Records supplied:

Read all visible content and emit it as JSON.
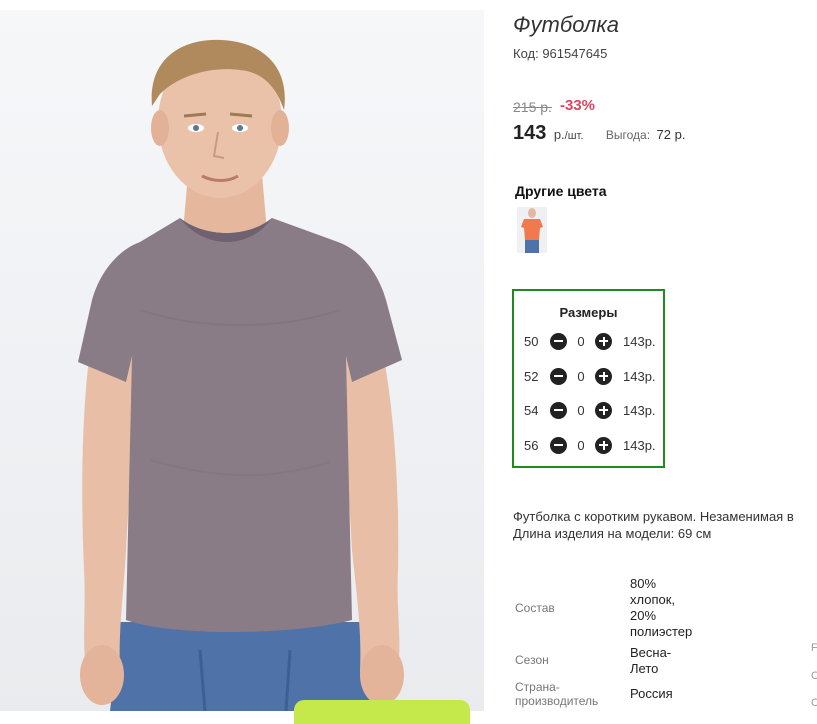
{
  "product": {
    "title": "Футболка",
    "code": "Код: 961547645",
    "old_price": "215 р.",
    "discount": "-33%",
    "price": "143",
    "unit_main": "р.",
    "unit_sub": "/шт.",
    "benefit_label": "Выгода:",
    "benefit_value": "72 р."
  },
  "other_colors": {
    "heading": "Другие цвета",
    "items": [
      {
        "color": "#f07a4e"
      }
    ]
  },
  "sizes": {
    "heading": "Размеры",
    "rows": [
      {
        "size": "50",
        "qty": "0",
        "price": "143р."
      },
      {
        "size": "52",
        "qty": "0",
        "price": "143р."
      },
      {
        "size": "54",
        "qty": "0",
        "price": "143р."
      },
      {
        "size": "56",
        "qty": "0",
        "price": "143р."
      }
    ]
  },
  "description": {
    "line1": "Футболка с коротким рукавом. Незаменимая в",
    "line2": "Длина изделия на модели: 69 см"
  },
  "attributes": {
    "composition_label": "Состав",
    "composition_value": [
      "80%",
      "хлопок,",
      "20%",
      "полиэстер"
    ],
    "season_label": "Сезон",
    "season_value": [
      "Весна-",
      "Лето"
    ],
    "country_label": [
      "Страна-",
      "производитель"
    ],
    "country_value": "Россия"
  },
  "edge_chars": [
    "F",
    "С",
    "С"
  ],
  "colors": {
    "accent_green": "#1f8a1f",
    "discount_red": "#e0455d",
    "cart_green": "#c5e84a",
    "shirt": "#8a7c86"
  }
}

What to do: Reproduce all of the material exactly, apart from the pictures.

Solution to the exercise:
Read all visible content and emit it as JSON.
{
  "product": {
    "title": "Футболка",
    "code": "Код: 961547645",
    "old_price": "215 р.",
    "discount": "-33%",
    "price": "143",
    "unit_main": "р.",
    "unit_sub": "/шт.",
    "benefit_label": "Выгода:",
    "benefit_value": "72 р."
  },
  "other_colors": {
    "heading": "Другие цвета",
    "items": [
      {
        "color": "#f07a4e"
      }
    ]
  },
  "sizes": {
    "heading": "Размеры",
    "rows": [
      {
        "size": "50",
        "qty": "0",
        "price": "143р."
      },
      {
        "size": "52",
        "qty": "0",
        "price": "143р."
      },
      {
        "size": "54",
        "qty": "0",
        "price": "143р."
      },
      {
        "size": "56",
        "qty": "0",
        "price": "143р."
      }
    ]
  },
  "description": {
    "line1": "Футболка с коротким рукавом. Незаменимая в",
    "line2": "Длина изделия на модели: 69 см"
  },
  "attributes": {
    "composition_label": "Состав",
    "composition_value": [
      "80%",
      "хлопок,",
      "20%",
      "полиэстер"
    ],
    "season_label": "Сезон",
    "season_value": [
      "Весна-",
      "Лето"
    ],
    "country_label": [
      "Страна-",
      "производитель"
    ],
    "country_value": "Россия"
  },
  "edge_chars": [
    "F",
    "С",
    "С"
  ],
  "colors": {
    "accent_green": "#1f8a1f",
    "discount_red": "#e0455d",
    "cart_green": "#c5e84a",
    "shirt": "#8a7c86"
  }
}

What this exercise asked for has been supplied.